Goal => In the listing below, pick out lines with "ylabel".

** Start Information supplied **

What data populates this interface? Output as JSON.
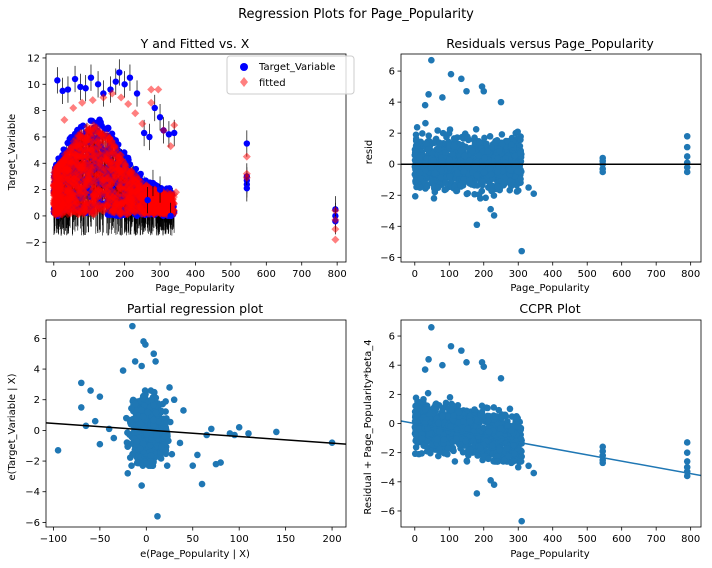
{
  "figure": {
    "suptitle": "Regression Plots for Page_Popularity"
  },
  "colors": {
    "target": "#0000ff",
    "fitted": "#ff0000",
    "ccpr": "#1f77b4",
    "line": "#000000"
  },
  "chart_data": [
    {
      "type": "scatter",
      "title": "Y and Fitted vs. X",
      "xlabel": "Page_Popularity",
      "ylabel": "Target_Variable",
      "xlim": [
        -22,
        825
      ],
      "ylim": [
        -3.5,
        12.3
      ],
      "xticks": [
        0,
        100,
        200,
        300,
        400,
        500,
        600,
        700,
        800
      ],
      "yticks": [
        -2,
        0,
        2,
        4,
        6,
        8,
        10,
        12
      ],
      "legend": {
        "position": "top-right",
        "entries": [
          "Target_Variable",
          "fitted"
        ]
      },
      "series": [
        {
          "name": "Target_Variable",
          "marker": "circle",
          "cloud": {
            "x": [
              0,
              340
            ],
            "y": [
              0,
              8
            ],
            "peak": 110
          },
          "points": [
            [
              10,
              10.3
            ],
            [
              25,
              9.5
            ],
            [
              40,
              9.6
            ],
            [
              60,
              10.4
            ],
            [
              75,
              9.8
            ],
            [
              90,
              9.7
            ],
            [
              105,
              10.5
            ],
            [
              125,
              10.0
            ],
            [
              140,
              9.3
            ],
            [
              160,
              9.6
            ],
            [
              175,
              10.2
            ],
            [
              185,
              10.9
            ],
            [
              200,
              10.0
            ],
            [
              215,
              10.5
            ],
            [
              235,
              9.3
            ],
            [
              255,
              6.3
            ],
            [
              270,
              6.0
            ],
            [
              285,
              8.2
            ],
            [
              300,
              7.5
            ],
            [
              310,
              6.5
            ],
            [
              325,
              6.2
            ],
            [
              340,
              6.3
            ],
            [
              330,
              0.0
            ],
            [
              300,
              2.0
            ],
            [
              280,
              2.5
            ],
            [
              265,
              1.2
            ],
            [
              545,
              5.5
            ],
            [
              545,
              3.0
            ],
            [
              545,
              2.7
            ],
            [
              545,
              2.4
            ],
            [
              545,
              2.1
            ],
            [
              795,
              0.5
            ],
            [
              795,
              0.0
            ],
            [
              795,
              -0.4
            ]
          ]
        },
        {
          "name": "fitted",
          "marker": "diamond",
          "cloud": {
            "x": [
              0,
              340
            ],
            "y": [
              0,
              8
            ],
            "peak": 110
          },
          "points": [
            [
              30,
              7.3
            ],
            [
              55,
              8.2
            ],
            [
              80,
              8.6
            ],
            [
              110,
              8.8
            ],
            [
              140,
              9.0
            ],
            [
              165,
              9.3
            ],
            [
              190,
              9.0
            ],
            [
              210,
              8.5
            ],
            [
              230,
              7.8
            ],
            [
              250,
              7.0
            ],
            [
              275,
              9.6
            ],
            [
              295,
              9.6
            ],
            [
              275,
              8.6
            ],
            [
              310,
              6.5
            ],
            [
              330,
              5.3
            ],
            [
              340,
              6.9
            ],
            [
              345,
              1.8
            ],
            [
              545,
              4.5
            ],
            [
              545,
              3.2
            ],
            [
              545,
              2.9
            ],
            [
              795,
              0.4
            ],
            [
              795,
              -0.3
            ],
            [
              795,
              -1.0
            ],
            [
              795,
              -1.8
            ]
          ]
        }
      ]
    },
    {
      "type": "scatter",
      "title": "Residuals versus Page_Popularity",
      "xlabel": "Page_Popularity",
      "ylabel": "resid",
      "xlim": [
        -40,
        830
      ],
      "ylim": [
        -6.3,
        7.1
      ],
      "xticks": [
        0,
        100,
        200,
        300,
        400,
        500,
        600,
        700,
        800
      ],
      "yticks": [
        -6,
        -4,
        -2,
        0,
        2,
        4,
        6
      ],
      "hline": 0,
      "series": [
        {
          "name": "",
          "cloud": {
            "x": [
              0,
              310
            ],
            "y": [
              -2.2,
              3.0
            ]
          },
          "points": [
            [
              48,
              6.7
            ],
            [
              105,
              5.8
            ],
            [
              135,
              5.5
            ],
            [
              195,
              5.0
            ],
            [
              200,
              4.7
            ],
            [
              40,
              4.5
            ],
            [
              150,
              4.7
            ],
            [
              80,
              4.3
            ],
            [
              30,
              3.8
            ],
            [
              250,
              4.0
            ],
            [
              310,
              -5.6
            ],
            [
              180,
              -3.9
            ],
            [
              230,
              -3.3
            ],
            [
              220,
              -2.9
            ],
            [
              330,
              -1.5
            ],
            [
              300,
              -1.7
            ],
            [
              345,
              -1.9
            ],
            [
              280,
              -1.4
            ],
            [
              545,
              0.4
            ],
            [
              545,
              0.2
            ],
            [
              545,
              0.0
            ],
            [
              545,
              -0.3
            ],
            [
              545,
              -0.5
            ],
            [
              790,
              1.8
            ],
            [
              790,
              1.1
            ],
            [
              790,
              0.5
            ],
            [
              790,
              0.1
            ],
            [
              790,
              -0.2
            ],
            [
              790,
              -0.5
            ]
          ]
        }
      ]
    },
    {
      "type": "scatter",
      "title": "Partial regression plot",
      "xlabel": "e(Page_Popularity | X)",
      "ylabel": "e(Target_Variable | X)",
      "xlim": [
        -108,
        215
      ],
      "ylim": [
        -6.3,
        7.2
      ],
      "xticks": [
        -100,
        -50,
        0,
        50,
        100,
        150,
        200
      ],
      "yticks": [
        -6,
        -4,
        -2,
        0,
        2,
        4,
        6
      ],
      "fit_line": {
        "slope": -0.0043,
        "intercept": 0.03
      },
      "series": [
        {
          "name": "",
          "cloud": {
            "x": [
              -30,
              40
            ],
            "y": [
              -2.3,
              2.6
            ]
          },
          "points": [
            [
              -15,
              6.8
            ],
            [
              -3,
              5.8
            ],
            [
              -1,
              5.6
            ],
            [
              8,
              5.0
            ],
            [
              -12,
              4.5
            ],
            [
              -5,
              4.2
            ],
            [
              10,
              4.5
            ],
            [
              -25,
              3.9
            ],
            [
              -70,
              3.1
            ],
            [
              -60,
              2.6
            ],
            [
              -50,
              2.2
            ],
            [
              -70,
              1.5
            ],
            [
              -55,
              0.6
            ],
            [
              -65,
              0.3
            ],
            [
              -40,
              0.1
            ],
            [
              -35,
              -0.5
            ],
            [
              -95,
              -1.3
            ],
            [
              -50,
              -0.9
            ],
            [
              -20,
              -2.8
            ],
            [
              -5,
              -3.6
            ],
            [
              12,
              -5.6
            ],
            [
              60,
              -3.5
            ],
            [
              50,
              -2.3
            ],
            [
              55,
              -1.6
            ],
            [
              75,
              -2.2
            ],
            [
              80,
              -2.1
            ],
            [
              65,
              -0.3
            ],
            [
              70,
              0.1
            ],
            [
              90,
              -0.2
            ],
            [
              95,
              -0.3
            ],
            [
              110,
              -0.2
            ],
            [
              140,
              -0.1
            ],
            [
              100,
              0.2
            ],
            [
              200,
              -0.8
            ],
            [
              40,
              1.3
            ],
            [
              30,
              2.0
            ],
            [
              25,
              2.8
            ]
          ]
        }
      ]
    },
    {
      "type": "scatter",
      "title": "CCPR Plot",
      "xlabel": "Page_Popularity",
      "ylabel": "Residual + Page_Popularity*beta_4",
      "xlim": [
        -40,
        830
      ],
      "ylim": [
        -7.1,
        7.1
      ],
      "xticks": [
        0,
        100,
        200,
        300,
        400,
        500,
        600,
        700,
        800
      ],
      "yticks": [
        -6,
        -4,
        -2,
        0,
        2,
        4,
        6
      ],
      "fit_line": {
        "slope": -0.0043,
        "intercept": 0.0
      },
      "series": [
        {
          "name": "",
          "cloud": {
            "x": [
              0,
              310
            ],
            "y": [
              -2.6,
              2.8
            ],
            "trend": -0.0043
          },
          "points": [
            [
              48,
              6.6
            ],
            [
              105,
              5.3
            ],
            [
              135,
              5.0
            ],
            [
              195,
              4.2
            ],
            [
              200,
              3.9
            ],
            [
              40,
              4.4
            ],
            [
              150,
              4.2
            ],
            [
              80,
              4.0
            ],
            [
              30,
              3.7
            ],
            [
              250,
              3.1
            ],
            [
              310,
              -6.7
            ],
            [
              180,
              -4.8
            ],
            [
              230,
              -4.2
            ],
            [
              220,
              -3.9
            ],
            [
              330,
              -2.9
            ],
            [
              300,
              -3.0
            ],
            [
              345,
              -3.4
            ],
            [
              280,
              -2.7
            ],
            [
              545,
              -1.6
            ],
            [
              545,
              -1.9
            ],
            [
              545,
              -2.2
            ],
            [
              545,
              -2.5
            ],
            [
              545,
              -2.7
            ],
            [
              790,
              -1.3
            ],
            [
              790,
              -2.0
            ],
            [
              790,
              -2.6
            ],
            [
              790,
              -3.0
            ],
            [
              790,
              -3.3
            ],
            [
              790,
              -3.6
            ]
          ]
        }
      ]
    }
  ]
}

** End Information supplied **

Full answer =>
      "ylabel": "Target_Variable",
      "ylabel": "resid",
      "ylabel": "e(Target_Variable | X)",
      "ylabel": "Residual + Page_Popularity*beta_4",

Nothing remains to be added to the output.